===== Records for the exercise

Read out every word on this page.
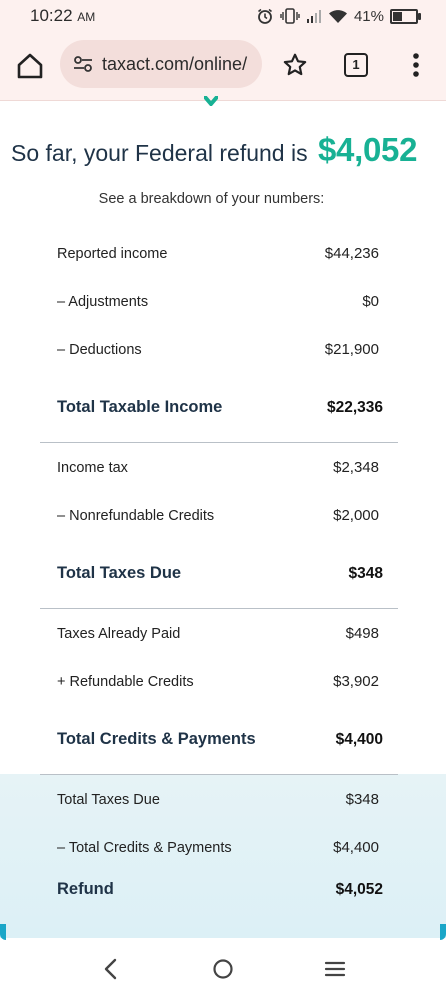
10:22 AM	41%
taxact.com/online/	1
So far, your Federal refund is $4,052
See a breakdown of your numbers:
Reported income	$44,236
– Adjustments	$0
– Deductions	$21,900
Total Taxable Income	$22,336
Income tax	$2,348
– Nonrefundable Credits	$2,000
Total Taxes Due	$348
Taxes Already Paid	$498
+ Refundable Credits	$3,902
Total Credits & Payments	$4,400
Total Taxes Due	$348
– Total Credits & Payments	$4,400
Refund	$4,052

==========

The problem: Your task is to set down the records shown above exactly, minus any pictures.

Task response:
Read out every word on this page.
10:22 AM	41%
taxact.com/online/	1
So far, your Federal refund is $4,052
See a breakdown of your numbers:
Reported income	$44,236
– Adjustments	$0
– Deductions	$21,900
Total Taxable Income	$22,336
Income tax	$2,348
– Nonrefundable Credits	$2,000
Total Taxes Due	$348
Taxes Already Paid	$498
+ Refundable Credits	$3,902
Total Credits & Payments	$4,400
Total Taxes Due	$348
– Total Credits & Payments	$4,400
Refund	$4,052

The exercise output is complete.